Write out all of the entries below word for word.

• Stored records:
··········
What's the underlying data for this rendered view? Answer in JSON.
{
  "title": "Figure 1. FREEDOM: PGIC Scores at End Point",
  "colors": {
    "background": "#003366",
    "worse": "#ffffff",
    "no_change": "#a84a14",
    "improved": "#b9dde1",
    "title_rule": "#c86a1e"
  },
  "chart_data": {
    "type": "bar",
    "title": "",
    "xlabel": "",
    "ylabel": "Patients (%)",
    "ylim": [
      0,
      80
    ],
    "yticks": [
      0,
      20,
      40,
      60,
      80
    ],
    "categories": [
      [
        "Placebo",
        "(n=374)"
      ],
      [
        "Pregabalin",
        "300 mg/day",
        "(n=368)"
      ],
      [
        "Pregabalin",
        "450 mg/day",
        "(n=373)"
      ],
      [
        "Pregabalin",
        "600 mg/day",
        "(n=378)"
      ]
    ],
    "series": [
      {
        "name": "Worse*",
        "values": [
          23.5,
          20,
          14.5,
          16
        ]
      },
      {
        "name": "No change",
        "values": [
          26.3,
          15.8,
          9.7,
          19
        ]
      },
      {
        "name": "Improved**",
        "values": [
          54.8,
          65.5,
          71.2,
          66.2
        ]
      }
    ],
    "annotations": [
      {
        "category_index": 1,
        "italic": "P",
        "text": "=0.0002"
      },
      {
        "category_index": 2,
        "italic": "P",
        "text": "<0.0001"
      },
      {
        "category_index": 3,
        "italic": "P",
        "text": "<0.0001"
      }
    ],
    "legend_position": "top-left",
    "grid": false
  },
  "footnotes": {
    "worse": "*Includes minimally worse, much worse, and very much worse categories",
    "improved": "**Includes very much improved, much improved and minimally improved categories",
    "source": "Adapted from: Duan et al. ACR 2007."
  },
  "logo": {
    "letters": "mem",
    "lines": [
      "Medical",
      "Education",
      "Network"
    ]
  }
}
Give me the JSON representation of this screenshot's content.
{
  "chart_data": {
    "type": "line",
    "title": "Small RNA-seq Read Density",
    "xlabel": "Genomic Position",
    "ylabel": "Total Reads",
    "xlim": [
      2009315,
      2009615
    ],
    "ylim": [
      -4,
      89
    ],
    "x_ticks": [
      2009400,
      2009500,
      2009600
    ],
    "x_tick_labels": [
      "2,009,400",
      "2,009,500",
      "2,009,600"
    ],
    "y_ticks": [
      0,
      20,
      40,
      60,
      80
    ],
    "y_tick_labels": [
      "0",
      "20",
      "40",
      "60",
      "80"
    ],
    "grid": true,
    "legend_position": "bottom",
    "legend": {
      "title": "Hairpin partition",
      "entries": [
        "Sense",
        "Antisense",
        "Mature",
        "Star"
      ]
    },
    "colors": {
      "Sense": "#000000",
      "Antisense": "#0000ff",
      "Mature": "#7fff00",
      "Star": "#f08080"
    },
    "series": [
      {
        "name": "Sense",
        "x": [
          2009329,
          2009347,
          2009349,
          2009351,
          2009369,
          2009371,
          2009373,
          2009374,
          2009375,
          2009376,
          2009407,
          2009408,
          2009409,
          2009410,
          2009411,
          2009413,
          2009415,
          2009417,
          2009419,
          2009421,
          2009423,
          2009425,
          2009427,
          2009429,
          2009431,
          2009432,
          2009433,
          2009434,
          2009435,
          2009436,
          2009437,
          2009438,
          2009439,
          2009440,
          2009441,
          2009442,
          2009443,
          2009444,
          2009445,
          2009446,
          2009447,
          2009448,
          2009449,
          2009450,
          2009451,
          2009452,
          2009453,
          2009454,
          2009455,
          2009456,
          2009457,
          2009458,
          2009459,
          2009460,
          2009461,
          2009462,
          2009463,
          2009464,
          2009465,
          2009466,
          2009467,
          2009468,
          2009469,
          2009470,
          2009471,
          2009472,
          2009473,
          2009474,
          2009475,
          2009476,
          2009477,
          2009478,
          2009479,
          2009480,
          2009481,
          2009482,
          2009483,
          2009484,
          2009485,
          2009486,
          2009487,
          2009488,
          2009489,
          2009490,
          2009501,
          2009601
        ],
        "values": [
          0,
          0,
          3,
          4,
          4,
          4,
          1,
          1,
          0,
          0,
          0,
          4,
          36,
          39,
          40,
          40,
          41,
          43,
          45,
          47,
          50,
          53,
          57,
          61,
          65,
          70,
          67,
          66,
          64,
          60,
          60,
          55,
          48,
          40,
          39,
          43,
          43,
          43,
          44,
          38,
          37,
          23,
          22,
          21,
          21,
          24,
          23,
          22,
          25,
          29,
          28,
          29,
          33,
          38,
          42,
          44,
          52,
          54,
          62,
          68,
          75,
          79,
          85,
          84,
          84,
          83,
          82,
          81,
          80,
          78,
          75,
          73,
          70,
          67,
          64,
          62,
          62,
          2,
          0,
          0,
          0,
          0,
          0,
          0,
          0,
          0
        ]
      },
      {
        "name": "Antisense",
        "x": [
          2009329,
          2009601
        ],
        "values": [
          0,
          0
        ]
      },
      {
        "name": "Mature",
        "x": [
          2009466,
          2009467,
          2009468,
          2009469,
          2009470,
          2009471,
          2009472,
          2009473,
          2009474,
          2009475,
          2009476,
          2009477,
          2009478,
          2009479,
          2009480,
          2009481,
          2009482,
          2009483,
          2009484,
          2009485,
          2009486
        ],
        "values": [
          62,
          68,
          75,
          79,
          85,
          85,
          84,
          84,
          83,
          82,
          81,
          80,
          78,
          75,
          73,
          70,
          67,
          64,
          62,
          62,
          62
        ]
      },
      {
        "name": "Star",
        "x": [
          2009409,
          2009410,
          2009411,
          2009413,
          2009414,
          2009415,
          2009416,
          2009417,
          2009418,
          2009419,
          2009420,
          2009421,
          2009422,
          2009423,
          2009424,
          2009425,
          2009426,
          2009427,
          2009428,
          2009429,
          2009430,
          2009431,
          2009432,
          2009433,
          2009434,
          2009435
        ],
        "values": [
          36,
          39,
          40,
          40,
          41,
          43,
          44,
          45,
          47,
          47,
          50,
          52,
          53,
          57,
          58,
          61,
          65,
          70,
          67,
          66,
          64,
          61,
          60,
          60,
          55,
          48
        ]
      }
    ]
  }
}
··········
• ANSWER SECTION:
What's the underlying data for this rendered view? Answer in JSON.
{
  "title": "Figure 1. FREEDOM: PGIC Scores at End Point",
  "colors": {
    "background": "#003366",
    "worse": "#ffffff",
    "no_change": "#a84a14",
    "improved": "#b9dde1",
    "title_rule": "#c86a1e"
  },
  "chart_data": {
    "type": "bar",
    "title": "",
    "xlabel": "",
    "ylabel": "Patients (%)",
    "ylim": [
      0,
      80
    ],
    "yticks": [
      0,
      20,
      40,
      60,
      80
    ],
    "categories": [
      [
        "Placebo",
        "(n=374)"
      ],
      [
        "Pregabalin",
        "300 mg/day",
        "(n=368)"
      ],
      [
        "Pregabalin",
        "450 mg/day",
        "(n=373)"
      ],
      [
        "Pregabalin",
        "600 mg/day",
        "(n=378)"
      ]
    ],
    "series": [
      {
        "name": "Worse*",
        "values": [
          23.5,
          20,
          14.5,
          16
        ]
      },
      {
        "name": "No change",
        "values": [
          26.3,
          15.8,
          9.7,
          19
        ]
      },
      {
        "name": "Improved**",
        "values": [
          54.8,
          65.5,
          71.2,
          66.2
        ]
      }
    ],
    "annotations": [
      {
        "category_index": 1,
        "italic": "P",
        "text": "=0.0002"
      },
      {
        "category_index": 2,
        "italic": "P",
        "text": "<0.0001"
      },
      {
        "category_index": 3,
        "italic": "P",
        "text": "<0.0001"
      }
    ],
    "legend_position": "top-left",
    "grid": false
  },
  "footnotes": {
    "worse": "*Includes minimally worse, much worse, and very much worse categories",
    "improved": "**Includes very much improved, much improved and minimally improved categories",
    "source": "Adapted from: Duan et al. ACR 2007."
  },
  "logo": {
    "letters": "mem",
    "lines": [
      "Medical",
      "Education",
      "Network"
    ]
  }
}
Give me the JSON representation of this screenshot's content.
{
  "chart_data": {
    "type": "line",
    "title": "Small RNA-seq Read Density",
    "xlabel": "Genomic Position",
    "ylabel": "Total Reads",
    "xlim": [
      2009315,
      2009615
    ],
    "ylim": [
      -4,
      89
    ],
    "x_ticks": [
      2009400,
      2009500,
      2009600
    ],
    "x_tick_labels": [
      "2,009,400",
      "2,009,500",
      "2,009,600"
    ],
    "y_ticks": [
      0,
      20,
      40,
      60,
      80
    ],
    "y_tick_labels": [
      "0",
      "20",
      "40",
      "60",
      "80"
    ],
    "grid": true,
    "legend_position": "bottom",
    "legend": {
      "title": "Hairpin partition",
      "entries": [
        "Sense",
        "Antisense",
        "Mature",
        "Star"
      ]
    },
    "colors": {
      "Sense": "#000000",
      "Antisense": "#0000ff",
      "Mature": "#7fff00",
      "Star": "#f08080"
    },
    "series": [
      {
        "name": "Sense",
        "x": [
          2009329,
          2009347,
          2009349,
          2009351,
          2009369,
          2009371,
          2009373,
          2009374,
          2009375,
          2009376,
          2009407,
          2009408,
          2009409,
          2009410,
          2009411,
          2009413,
          2009415,
          2009417,
          2009419,
          2009421,
          2009423,
          2009425,
          2009427,
          2009429,
          2009431,
          2009432,
          2009433,
          2009434,
          2009435,
          2009436,
          2009437,
          2009438,
          2009439,
          2009440,
          2009441,
          2009442,
          2009443,
          2009444,
          2009445,
          2009446,
          2009447,
          2009448,
          2009449,
          2009450,
          2009451,
          2009452,
          2009453,
          2009454,
          2009455,
          2009456,
          2009457,
          2009458,
          2009459,
          2009460,
          2009461,
          2009462,
          2009463,
          2009464,
          2009465,
          2009466,
          2009467,
          2009468,
          2009469,
          2009470,
          2009471,
          2009472,
          2009473,
          2009474,
          2009475,
          2009476,
          2009477,
          2009478,
          2009479,
          2009480,
          2009481,
          2009482,
          2009483,
          2009484,
          2009485,
          2009486,
          2009487,
          2009488,
          2009489,
          2009490,
          2009501,
          2009601
        ],
        "values": [
          0,
          0,
          3,
          4,
          4,
          4,
          1,
          1,
          0,
          0,
          0,
          4,
          36,
          39,
          40,
          40,
          41,
          43,
          45,
          47,
          50,
          53,
          57,
          61,
          65,
          70,
          67,
          66,
          64,
          60,
          60,
          55,
          48,
          40,
          39,
          43,
          43,
          43,
          44,
          38,
          37,
          23,
          22,
          21,
          21,
          24,
          23,
          22,
          25,
          29,
          28,
          29,
          33,
          38,
          42,
          44,
          52,
          54,
          62,
          68,
          75,
          79,
          85,
          84,
          84,
          83,
          82,
          81,
          80,
          78,
          75,
          73,
          70,
          67,
          64,
          62,
          62,
          2,
          0,
          0,
          0,
          0,
          0,
          0,
          0,
          0
        ]
      },
      {
        "name": "Antisense",
        "x": [
          2009329,
          2009601
        ],
        "values": [
          0,
          0
        ]
      },
      {
        "name": "Mature",
        "x": [
          2009466,
          2009467,
          2009468,
          2009469,
          2009470,
          2009471,
          2009472,
          2009473,
          2009474,
          2009475,
          2009476,
          2009477,
          2009478,
          2009479,
          2009480,
          2009481,
          2009482,
          2009483,
          2009484,
          2009485,
          2009486
        ],
        "values": [
          62,
          68,
          75,
          79,
          85,
          85,
          84,
          84,
          83,
          82,
          81,
          80,
          78,
          75,
          73,
          70,
          67,
          64,
          62,
          62,
          62
        ]
      },
      {
        "name": "Star",
        "x": [
          2009409,
          2009410,
          2009411,
          2009413,
          2009414,
          2009415,
          2009416,
          2009417,
          2009418,
          2009419,
          2009420,
          2009421,
          2009422,
          2009423,
          2009424,
          2009425,
          2009426,
          2009427,
          2009428,
          2009429,
          2009430,
          2009431,
          2009432,
          2009433,
          2009434,
          2009435
        ],
        "values": [
          36,
          39,
          40,
          40,
          41,
          43,
          44,
          45,
          47,
          47,
          50,
          52,
          53,
          57,
          58,
          61,
          65,
          70,
          67,
          66,
          64,
          61,
          60,
          60,
          55,
          48
        ]
      }
    ]
  }
}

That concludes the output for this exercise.